● **STORED ROWS**:
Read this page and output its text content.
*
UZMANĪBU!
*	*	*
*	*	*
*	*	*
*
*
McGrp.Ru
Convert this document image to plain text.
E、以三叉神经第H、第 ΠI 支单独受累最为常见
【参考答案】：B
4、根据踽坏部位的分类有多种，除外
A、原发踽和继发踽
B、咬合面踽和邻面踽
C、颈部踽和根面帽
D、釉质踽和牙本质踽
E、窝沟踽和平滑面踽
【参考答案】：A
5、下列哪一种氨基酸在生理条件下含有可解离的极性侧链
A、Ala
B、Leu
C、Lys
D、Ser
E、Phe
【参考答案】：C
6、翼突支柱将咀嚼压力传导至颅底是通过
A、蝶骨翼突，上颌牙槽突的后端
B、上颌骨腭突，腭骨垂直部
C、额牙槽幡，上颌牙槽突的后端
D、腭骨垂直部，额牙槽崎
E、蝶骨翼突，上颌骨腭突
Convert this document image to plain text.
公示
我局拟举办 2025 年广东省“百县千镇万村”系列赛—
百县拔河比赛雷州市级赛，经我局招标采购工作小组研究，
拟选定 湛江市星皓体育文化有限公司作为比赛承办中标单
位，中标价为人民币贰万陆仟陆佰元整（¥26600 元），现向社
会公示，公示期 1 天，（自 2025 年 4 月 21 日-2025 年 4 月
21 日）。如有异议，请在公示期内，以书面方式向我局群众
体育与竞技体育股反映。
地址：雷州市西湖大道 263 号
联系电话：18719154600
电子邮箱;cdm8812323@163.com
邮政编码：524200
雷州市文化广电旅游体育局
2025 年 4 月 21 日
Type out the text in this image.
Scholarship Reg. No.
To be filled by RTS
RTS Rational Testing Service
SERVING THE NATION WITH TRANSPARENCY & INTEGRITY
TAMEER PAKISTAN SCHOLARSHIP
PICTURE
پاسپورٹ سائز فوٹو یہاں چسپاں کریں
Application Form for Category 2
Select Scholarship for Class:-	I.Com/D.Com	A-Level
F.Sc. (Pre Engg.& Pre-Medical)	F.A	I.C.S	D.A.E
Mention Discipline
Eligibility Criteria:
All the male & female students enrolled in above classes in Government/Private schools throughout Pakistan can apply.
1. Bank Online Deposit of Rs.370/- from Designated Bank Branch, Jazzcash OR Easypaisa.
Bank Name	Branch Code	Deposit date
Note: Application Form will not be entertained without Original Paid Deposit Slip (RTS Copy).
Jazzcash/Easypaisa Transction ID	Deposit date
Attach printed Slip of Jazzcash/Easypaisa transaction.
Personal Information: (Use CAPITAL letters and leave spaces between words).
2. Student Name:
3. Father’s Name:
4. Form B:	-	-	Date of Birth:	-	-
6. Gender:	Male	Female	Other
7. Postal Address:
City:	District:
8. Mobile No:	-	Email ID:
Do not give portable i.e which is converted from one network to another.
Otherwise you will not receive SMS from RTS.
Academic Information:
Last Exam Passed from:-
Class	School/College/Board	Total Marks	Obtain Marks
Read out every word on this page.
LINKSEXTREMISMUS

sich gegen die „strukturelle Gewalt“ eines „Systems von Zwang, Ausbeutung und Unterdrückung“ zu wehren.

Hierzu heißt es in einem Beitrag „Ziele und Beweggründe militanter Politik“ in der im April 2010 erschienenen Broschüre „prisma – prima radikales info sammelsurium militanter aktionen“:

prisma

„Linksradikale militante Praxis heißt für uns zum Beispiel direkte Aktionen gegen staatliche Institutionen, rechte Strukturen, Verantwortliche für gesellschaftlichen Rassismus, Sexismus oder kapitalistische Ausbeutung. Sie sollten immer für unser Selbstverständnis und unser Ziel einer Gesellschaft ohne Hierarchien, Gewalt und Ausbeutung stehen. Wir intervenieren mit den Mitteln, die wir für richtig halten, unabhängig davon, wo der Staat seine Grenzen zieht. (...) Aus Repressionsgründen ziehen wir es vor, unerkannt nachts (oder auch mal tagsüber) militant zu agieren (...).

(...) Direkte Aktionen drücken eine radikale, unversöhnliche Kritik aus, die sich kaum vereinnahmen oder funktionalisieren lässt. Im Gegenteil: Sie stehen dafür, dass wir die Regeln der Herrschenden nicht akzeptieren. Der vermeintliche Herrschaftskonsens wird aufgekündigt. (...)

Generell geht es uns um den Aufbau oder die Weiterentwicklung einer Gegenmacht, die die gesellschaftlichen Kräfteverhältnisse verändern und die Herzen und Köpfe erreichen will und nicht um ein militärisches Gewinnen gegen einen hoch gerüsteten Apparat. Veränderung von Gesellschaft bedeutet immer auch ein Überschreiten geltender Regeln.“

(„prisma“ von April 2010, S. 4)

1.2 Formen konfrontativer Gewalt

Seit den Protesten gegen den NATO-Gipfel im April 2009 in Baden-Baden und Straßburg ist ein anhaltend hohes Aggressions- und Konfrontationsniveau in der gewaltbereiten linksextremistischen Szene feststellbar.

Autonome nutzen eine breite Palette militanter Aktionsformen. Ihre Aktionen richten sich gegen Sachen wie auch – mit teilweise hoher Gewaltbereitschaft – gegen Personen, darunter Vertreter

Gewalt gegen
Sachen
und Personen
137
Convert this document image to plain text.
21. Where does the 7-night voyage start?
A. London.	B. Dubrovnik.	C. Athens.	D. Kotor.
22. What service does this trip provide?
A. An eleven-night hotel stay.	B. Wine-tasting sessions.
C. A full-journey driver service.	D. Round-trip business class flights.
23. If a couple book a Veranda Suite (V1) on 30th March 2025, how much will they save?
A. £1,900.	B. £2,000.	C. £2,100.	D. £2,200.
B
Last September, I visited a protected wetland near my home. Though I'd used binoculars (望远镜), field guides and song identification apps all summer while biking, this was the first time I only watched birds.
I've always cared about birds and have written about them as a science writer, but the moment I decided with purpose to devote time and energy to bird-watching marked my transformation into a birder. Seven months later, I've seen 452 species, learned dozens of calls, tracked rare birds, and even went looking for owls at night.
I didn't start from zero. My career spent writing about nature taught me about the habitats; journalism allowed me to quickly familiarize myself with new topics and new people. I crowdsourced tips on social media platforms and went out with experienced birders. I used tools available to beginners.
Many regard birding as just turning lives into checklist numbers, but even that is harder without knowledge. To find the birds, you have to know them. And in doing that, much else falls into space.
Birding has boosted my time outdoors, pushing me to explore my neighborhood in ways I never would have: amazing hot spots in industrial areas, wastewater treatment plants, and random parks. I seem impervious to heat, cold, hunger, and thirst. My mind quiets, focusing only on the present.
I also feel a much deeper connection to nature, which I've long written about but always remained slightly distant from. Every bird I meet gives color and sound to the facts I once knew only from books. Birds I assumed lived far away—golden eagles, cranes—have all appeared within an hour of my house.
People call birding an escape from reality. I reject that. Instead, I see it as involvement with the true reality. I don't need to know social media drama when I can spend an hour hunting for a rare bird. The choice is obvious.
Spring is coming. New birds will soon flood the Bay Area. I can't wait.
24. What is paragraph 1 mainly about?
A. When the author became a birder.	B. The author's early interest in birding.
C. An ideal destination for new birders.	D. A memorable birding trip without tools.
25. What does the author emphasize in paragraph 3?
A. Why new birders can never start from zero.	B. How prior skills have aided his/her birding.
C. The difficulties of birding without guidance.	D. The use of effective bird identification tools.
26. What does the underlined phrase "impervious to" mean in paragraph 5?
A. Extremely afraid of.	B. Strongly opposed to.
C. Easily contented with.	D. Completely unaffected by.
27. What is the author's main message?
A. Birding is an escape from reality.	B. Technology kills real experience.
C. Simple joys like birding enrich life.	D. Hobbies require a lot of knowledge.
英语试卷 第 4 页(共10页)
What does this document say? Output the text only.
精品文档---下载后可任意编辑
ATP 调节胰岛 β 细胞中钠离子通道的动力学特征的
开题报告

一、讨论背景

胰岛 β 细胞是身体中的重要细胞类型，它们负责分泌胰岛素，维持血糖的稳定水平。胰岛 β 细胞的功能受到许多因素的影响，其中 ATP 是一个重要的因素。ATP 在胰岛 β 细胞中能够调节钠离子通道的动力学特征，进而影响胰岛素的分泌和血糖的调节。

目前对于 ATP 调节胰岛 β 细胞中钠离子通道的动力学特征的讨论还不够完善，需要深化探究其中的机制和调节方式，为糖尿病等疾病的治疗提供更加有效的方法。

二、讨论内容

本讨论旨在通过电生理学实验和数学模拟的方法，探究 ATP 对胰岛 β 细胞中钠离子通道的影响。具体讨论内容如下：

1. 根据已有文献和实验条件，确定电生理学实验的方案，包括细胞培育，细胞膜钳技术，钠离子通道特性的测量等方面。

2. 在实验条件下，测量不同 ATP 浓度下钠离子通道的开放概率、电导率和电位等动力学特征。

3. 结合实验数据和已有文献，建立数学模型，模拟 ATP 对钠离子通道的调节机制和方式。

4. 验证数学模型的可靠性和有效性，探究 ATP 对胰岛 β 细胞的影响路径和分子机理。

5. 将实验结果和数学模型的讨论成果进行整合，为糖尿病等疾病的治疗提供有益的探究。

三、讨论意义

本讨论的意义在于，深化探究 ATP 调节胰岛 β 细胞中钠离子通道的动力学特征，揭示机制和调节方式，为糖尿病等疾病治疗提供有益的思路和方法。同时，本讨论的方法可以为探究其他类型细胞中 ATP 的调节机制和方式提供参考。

● **YOUR INSTRUCTIONS**: Pick out the lines containing the word "this" and show them.

● **RESULT**:
Read this page and output its text content.
Convert this document image to plain text.
Convert this document image to plain text.
Type out the text in this image.
Read out every word on this page.
Convert this document image to plain text.
22. What service does this trip provide?
Last September, I visited a protected wetland near my home. Though I'd used binoculars (望远镜), field guides and song identification apps all summer while biking, this was the first time I only watched birds.
What does this document say? Output the text only.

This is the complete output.